WRITTEN TASK: Skip the pictures. Reproduce all other material exactly.

Dataset entries:

################

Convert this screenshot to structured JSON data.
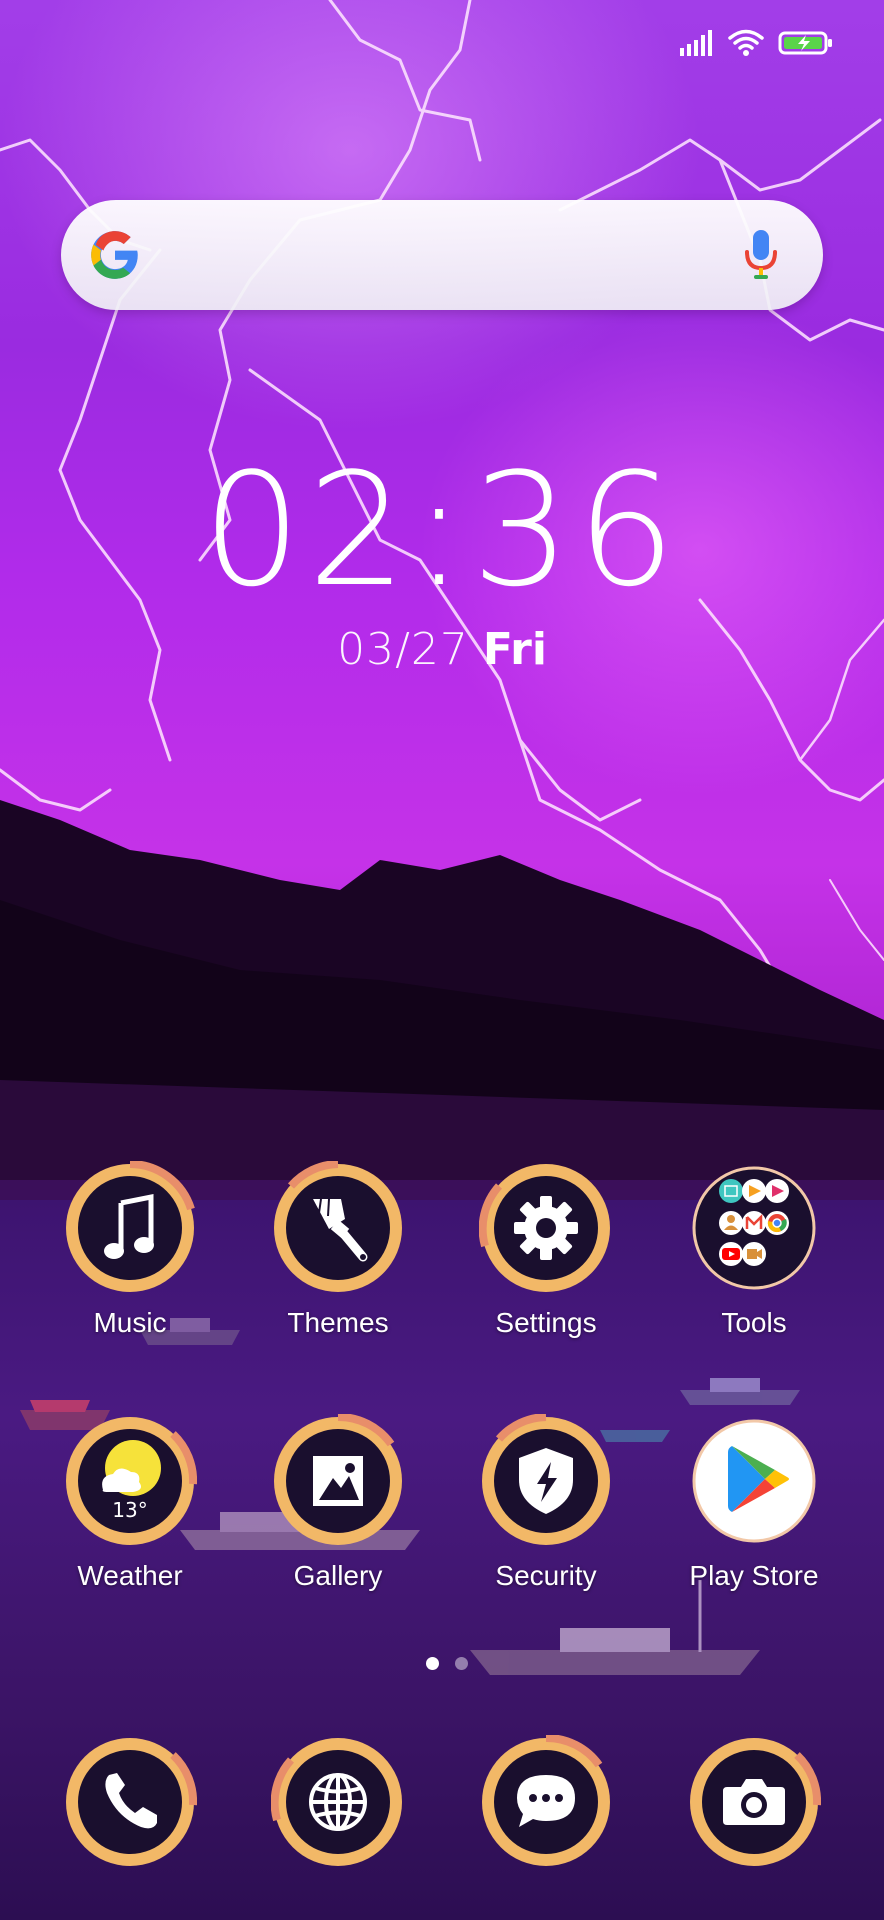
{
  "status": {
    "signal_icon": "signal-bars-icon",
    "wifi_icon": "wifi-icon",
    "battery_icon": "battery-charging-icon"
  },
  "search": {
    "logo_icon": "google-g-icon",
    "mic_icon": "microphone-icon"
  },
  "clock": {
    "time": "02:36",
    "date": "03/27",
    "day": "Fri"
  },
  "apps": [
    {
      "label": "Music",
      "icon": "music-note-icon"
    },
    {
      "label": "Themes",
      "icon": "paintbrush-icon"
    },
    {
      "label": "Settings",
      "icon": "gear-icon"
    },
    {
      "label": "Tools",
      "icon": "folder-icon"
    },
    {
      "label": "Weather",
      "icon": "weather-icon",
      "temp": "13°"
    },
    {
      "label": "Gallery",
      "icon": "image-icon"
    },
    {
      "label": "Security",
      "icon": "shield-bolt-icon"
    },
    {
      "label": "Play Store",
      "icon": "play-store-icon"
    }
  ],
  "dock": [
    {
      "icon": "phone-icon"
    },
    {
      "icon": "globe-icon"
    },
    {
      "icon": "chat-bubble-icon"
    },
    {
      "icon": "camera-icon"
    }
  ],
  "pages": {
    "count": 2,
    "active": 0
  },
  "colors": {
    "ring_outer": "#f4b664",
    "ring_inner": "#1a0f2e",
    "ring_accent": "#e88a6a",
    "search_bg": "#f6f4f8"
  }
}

################

EXPECTED ANSWER:
Convert this screenshot to structured JSON data.
{
  "status": {
    "signal_icon": "signal-bars-icon",
    "wifi_icon": "wifi-icon",
    "battery_icon": "battery-charging-icon"
  },
  "search": {
    "logo_icon": "google-g-icon",
    "mic_icon": "microphone-icon"
  },
  "clock": {
    "time": "02:36",
    "date": "03/27",
    "day": "Fri"
  },
  "apps": [
    {
      "label": "Music",
      "icon": "music-note-icon"
    },
    {
      "label": "Themes",
      "icon": "paintbrush-icon"
    },
    {
      "label": "Settings",
      "icon": "gear-icon"
    },
    {
      "label": "Tools",
      "icon": "folder-icon"
    },
    {
      "label": "Weather",
      "icon": "weather-icon",
      "temp": "13°"
    },
    {
      "label": "Gallery",
      "icon": "image-icon"
    },
    {
      "label": "Security",
      "icon": "shield-bolt-icon"
    },
    {
      "label": "Play Store",
      "icon": "play-store-icon"
    }
  ],
  "dock": [
    {
      "icon": "phone-icon"
    },
    {
      "icon": "globe-icon"
    },
    {
      "icon": "chat-bubble-icon"
    },
    {
      "icon": "camera-icon"
    }
  ],
  "pages": {
    "count": 2,
    "active": 0
  },
  "colors": {
    "ring_outer": "#f4b664",
    "ring_inner": "#1a0f2e",
    "ring_accent": "#e88a6a",
    "search_bg": "#f6f4f8"
  }
}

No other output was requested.